┌──
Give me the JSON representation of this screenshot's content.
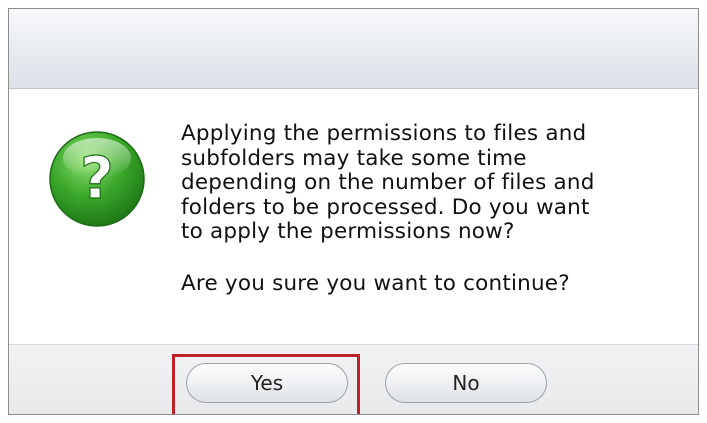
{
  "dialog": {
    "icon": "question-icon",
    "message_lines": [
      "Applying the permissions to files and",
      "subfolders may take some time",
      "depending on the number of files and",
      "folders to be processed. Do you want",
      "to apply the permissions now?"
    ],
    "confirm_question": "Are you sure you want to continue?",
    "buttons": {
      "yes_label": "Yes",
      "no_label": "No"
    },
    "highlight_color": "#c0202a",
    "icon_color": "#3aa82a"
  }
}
└──
┌──
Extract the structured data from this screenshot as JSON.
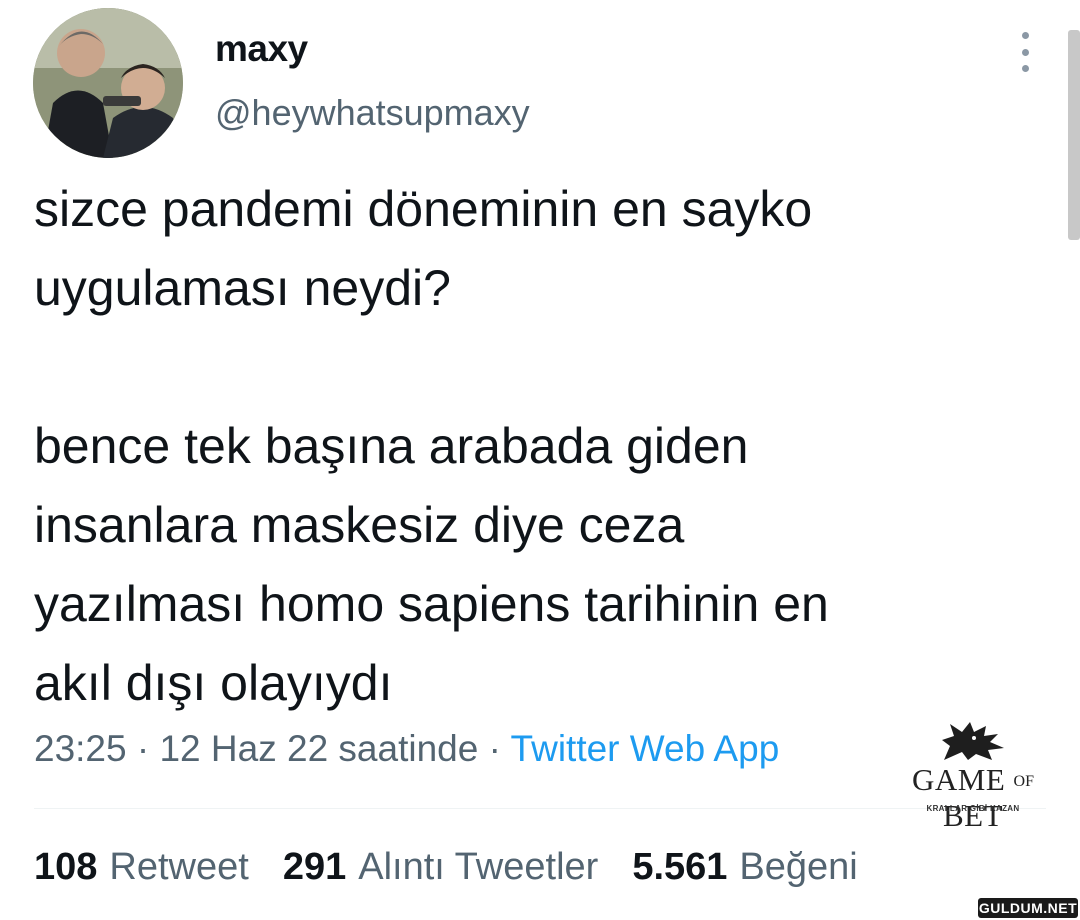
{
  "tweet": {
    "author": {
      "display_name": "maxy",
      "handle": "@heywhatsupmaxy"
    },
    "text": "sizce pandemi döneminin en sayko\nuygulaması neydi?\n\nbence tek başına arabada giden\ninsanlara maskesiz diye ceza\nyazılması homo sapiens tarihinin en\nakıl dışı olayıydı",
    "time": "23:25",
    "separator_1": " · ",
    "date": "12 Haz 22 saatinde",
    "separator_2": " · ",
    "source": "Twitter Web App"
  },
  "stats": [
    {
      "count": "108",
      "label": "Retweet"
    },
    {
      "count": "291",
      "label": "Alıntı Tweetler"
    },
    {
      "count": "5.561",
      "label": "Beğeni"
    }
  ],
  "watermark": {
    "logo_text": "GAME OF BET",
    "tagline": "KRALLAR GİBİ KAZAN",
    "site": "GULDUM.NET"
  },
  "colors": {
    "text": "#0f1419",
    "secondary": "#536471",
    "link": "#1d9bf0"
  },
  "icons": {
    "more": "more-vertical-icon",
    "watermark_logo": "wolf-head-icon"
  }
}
└──
Stated exercise: Using the listing above, say how many of its lines contain the string "this", giving nothing but the figure.

Written answer: 2